[Textausschnitt]:
◆ ◆ ◆ ◆ ◆ ◆ ◆

38 Seiten, Note: 2,0


Leseprobe

Inhaltsverzeichnis

1. Ziel und Aufgabe der Untersuchung

2. Der Untersuchungsgegenstand Lernstation Papierrecycling

3. Fragestellung der Untersuchung

4. Theorie
4.1 Handelndes Lernen
4.2 Gemäßigter Konstruktivismus und radikaler Konstruktivismus
4.4 Niveaustufen der Entwicklung und Verbalismus
4.5 Versuch vs. Experiment
4.6 Umwelterziehung und Umweltbewusstsein

5. Arbeitshypothesen
5.1 Hypothese zum Lernhandeln
5.2 Hypothese zum Lehrhandeln

6. Methoden

7. Auswertung der Ergebnisse
7.2 Auswertung der Tests
7.3 Auswertung der Interviews
7.4 Interpretation der Ergebnisse
7.6 Hypothesenüberprüfung

8. Fazit und Schlussfolgerungen für das Forschungsprojekt

9. Literatur

1. Ziel und Aufgabe der Untersuchung

Das Ziel dieser Untersuchung besteht darin, einen Beitrag zur Entwicklung des Lernangebots des Sachunterrichts an außerschulischen Lernorten zu leisten sowie dieses in der Form einer Lernstation, wie es im Sommersemester 2017 in der pädagogischen Werkstatt der Universität Potsdam zur Anwendung kam, zu evaluieren. Ein weiteres Ziel ist die Lösung des Problems der Einheit von Konstruktion und Instruktion bzw. der Passung von Selbsttätigkeit und Führung, eigenreguliertes Lernen fördernder pädagogischer Stützung. Die Untersuchung erfolgt unter Berücksichtigung der einzelnen Kompetenzniveaus nach Vygotskij sowie der Theorie zum Handelnden Lernen und dem Conceptual Change. Weiterhin sollen Erkenntnisse und Annahmen aus dem Bereich der Umwelterziehung berücksichtigt werden.

◆ ◆ ◆ ◆ ◆ ◆ ◆

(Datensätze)
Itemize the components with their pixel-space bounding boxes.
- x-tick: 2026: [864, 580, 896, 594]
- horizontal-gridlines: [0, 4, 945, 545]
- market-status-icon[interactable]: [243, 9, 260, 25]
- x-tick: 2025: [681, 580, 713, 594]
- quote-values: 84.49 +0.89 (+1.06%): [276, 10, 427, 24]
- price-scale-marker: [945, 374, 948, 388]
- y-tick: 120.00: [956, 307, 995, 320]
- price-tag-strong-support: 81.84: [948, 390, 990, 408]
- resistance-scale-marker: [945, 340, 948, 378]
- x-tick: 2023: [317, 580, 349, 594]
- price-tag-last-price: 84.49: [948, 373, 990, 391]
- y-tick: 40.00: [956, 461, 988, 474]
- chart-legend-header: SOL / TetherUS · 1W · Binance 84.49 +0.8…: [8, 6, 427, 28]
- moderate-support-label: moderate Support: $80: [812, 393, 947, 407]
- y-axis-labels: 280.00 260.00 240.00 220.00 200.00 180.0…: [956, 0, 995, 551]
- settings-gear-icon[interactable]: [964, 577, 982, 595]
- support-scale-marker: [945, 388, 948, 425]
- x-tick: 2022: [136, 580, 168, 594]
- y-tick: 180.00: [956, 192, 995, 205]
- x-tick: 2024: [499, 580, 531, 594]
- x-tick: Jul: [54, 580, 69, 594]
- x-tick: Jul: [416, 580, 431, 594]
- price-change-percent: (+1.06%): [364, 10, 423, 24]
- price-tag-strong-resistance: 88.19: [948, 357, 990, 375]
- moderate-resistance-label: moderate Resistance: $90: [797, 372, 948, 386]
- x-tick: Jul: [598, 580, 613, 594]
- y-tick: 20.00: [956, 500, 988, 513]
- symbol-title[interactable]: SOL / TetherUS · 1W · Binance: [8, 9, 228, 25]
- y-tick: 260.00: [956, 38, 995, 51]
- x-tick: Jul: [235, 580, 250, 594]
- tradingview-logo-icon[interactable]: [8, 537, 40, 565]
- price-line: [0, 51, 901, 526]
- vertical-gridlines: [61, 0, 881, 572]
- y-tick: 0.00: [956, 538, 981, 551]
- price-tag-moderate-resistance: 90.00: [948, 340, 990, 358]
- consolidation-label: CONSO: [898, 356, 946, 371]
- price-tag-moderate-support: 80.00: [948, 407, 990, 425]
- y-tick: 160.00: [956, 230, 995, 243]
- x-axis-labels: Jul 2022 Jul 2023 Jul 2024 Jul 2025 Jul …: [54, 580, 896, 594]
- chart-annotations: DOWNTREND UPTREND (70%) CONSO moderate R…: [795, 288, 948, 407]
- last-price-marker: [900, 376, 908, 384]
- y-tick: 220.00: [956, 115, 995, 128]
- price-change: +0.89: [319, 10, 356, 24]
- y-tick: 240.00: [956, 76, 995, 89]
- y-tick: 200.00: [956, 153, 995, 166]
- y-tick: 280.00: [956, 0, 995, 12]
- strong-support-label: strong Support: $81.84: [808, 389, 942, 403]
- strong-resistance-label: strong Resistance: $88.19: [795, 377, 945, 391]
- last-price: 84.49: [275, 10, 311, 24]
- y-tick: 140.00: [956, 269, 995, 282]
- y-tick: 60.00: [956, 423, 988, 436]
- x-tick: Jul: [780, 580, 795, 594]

◆ ◆ ◆ ◆ ◆ ◆ ◆

Beantworte die folgenden Fragen zum Textausschnitt über die Lernstation Papierrecycling.
(a) Welche Note wird ganz am Anfang angegeben?
(b) Welche zwei Hypothesen nennt Kapitel 5 des Inhaltsverzeichnisses?
(c) In welchem Semester kam die Lernstation in der pädagogischen Werkstatt zur Anwendung?
Die Daten spielen hierfür keine Rolle.

(a) Die Note ist 2,0.
(b) Es sind die Hypothese zum Lernhandeln und die Hypothese zum Lehrhandeln.
(c) Sie kam im Sommersemester 2017 zur Anwendung.